GIVEN TASK
Across the data below, how many lines hold "Economics"? Answer with that number and nothing else.

────────────────

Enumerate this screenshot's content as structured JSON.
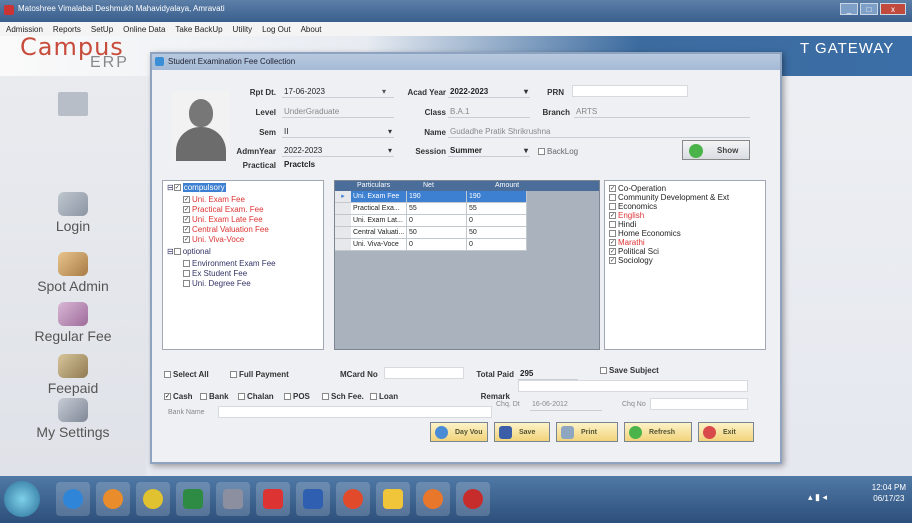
{
  "window": {
    "title": "Matoshree Vimalabai Deshmukh Mahavidyalaya, Amravati",
    "controls": [
      "_",
      "□",
      "x"
    ]
  },
  "menu": [
    "Admission",
    "Reports",
    "SetUp",
    "Online Data",
    "Take BackUp",
    "Utility",
    "Log Out",
    "About"
  ],
  "brand": {
    "line1": "Campus",
    "line2": "ERP",
    "right_text": "T GATEWAY"
  },
  "sidebar": [
    "Login",
    "Spot Admin",
    "Regular Fee",
    "Feepaid",
    "My Settings"
  ],
  "dialog": {
    "title": "Student Examination Fee Collection",
    "fields": {
      "rpt_dt_label": "Rpt Dt.",
      "rpt_dt": "17-06-2023",
      "acad_year_label": "Acad Year",
      "acad_year": "2022-2023",
      "prn_label": "PRN",
      "prn": "",
      "level_label": "Level",
      "level": "UnderGraduate",
      "class_label": "Class",
      "class": "B.A.1",
      "branch_label": "Branch",
      "branch": "ARTS",
      "sem_label": "Sem",
      "sem": "II",
      "name_label": "Name",
      "name": "Gudadhe Pratik Shrikrushna",
      "admn_year_label": "AdmnYear",
      "admn_year": "2022-2023",
      "session_label": "Session",
      "session": "Summer",
      "backlog_label": "BackLog",
      "practical_label": "Practical",
      "practical": "Practcls"
    },
    "show_button": "Show",
    "tree": {
      "compulsory": "compulsory",
      "compulsory_items": [
        "Uni. Exam Fee",
        "Practical Exam. Fee",
        "Uni. Exam Late Fee",
        "Central Valuation Fee",
        "Uni. Viva-Voce"
      ],
      "optional": "optional",
      "optional_items": [
        "Environment Exam Fee",
        "Ex Student Fee",
        "Uni. Degree Fee"
      ]
    },
    "grid": {
      "headers": [
        "Particulars",
        "Net",
        "Amount"
      ],
      "rows": [
        [
          "Uni. Exam Fee",
          "190",
          "190"
        ],
        [
          "Practical Exa...",
          "55",
          "55"
        ],
        [
          "Uni. Exam Lat...",
          "0",
          "0"
        ],
        [
          "Central Valuati...",
          "50",
          "50"
        ],
        [
          "Uni. Viva-Voce",
          "0",
          "0"
        ]
      ]
    },
    "subjects": [
      {
        "name": "Co-Operation",
        "checked": true,
        "color": "#222"
      },
      {
        "name": "Community Development & Ext",
        "checked": false,
        "color": "#222"
      },
      {
        "name": "Economics",
        "checked": false,
        "color": "#222"
      },
      {
        "name": "English",
        "checked": true,
        "color": "#d33"
      },
      {
        "name": "Hindi",
        "checked": false,
        "color": "#222"
      },
      {
        "name": "Home Economics",
        "checked": false,
        "color": "#222"
      },
      {
        "name": "Marathi",
        "checked": true,
        "color": "#d33"
      },
      {
        "name": "Political Sci",
        "checked": true,
        "color": "#222"
      },
      {
        "name": "Sociology",
        "checked": true,
        "color": "#222"
      }
    ],
    "bottom": {
      "select_all": "Select All",
      "full_payment": "Full Payment",
      "mcard_label": "MCard No",
      "total_paid_label": "Total Paid",
      "total_paid": "295",
      "save_subject": "Save Subject",
      "pay_modes": [
        "Cash",
        "Bank",
        "Chalan",
        "POS",
        "Sch Fee.",
        "Loan"
      ],
      "remark_label": "Remark",
      "bank_name_label": "Bank Name",
      "chq_dt_label": "Chq. Dt",
      "chq_dt": "16-06-2012",
      "chq_no_label": "Chq No"
    },
    "buttons": [
      "Day Vou",
      "Save",
      "Print",
      "Refresh",
      "Exit"
    ]
  },
  "taskbar": {
    "time": "12:04 PM",
    "date": "06/17/23"
  }
}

────────────────

SOLUTION
2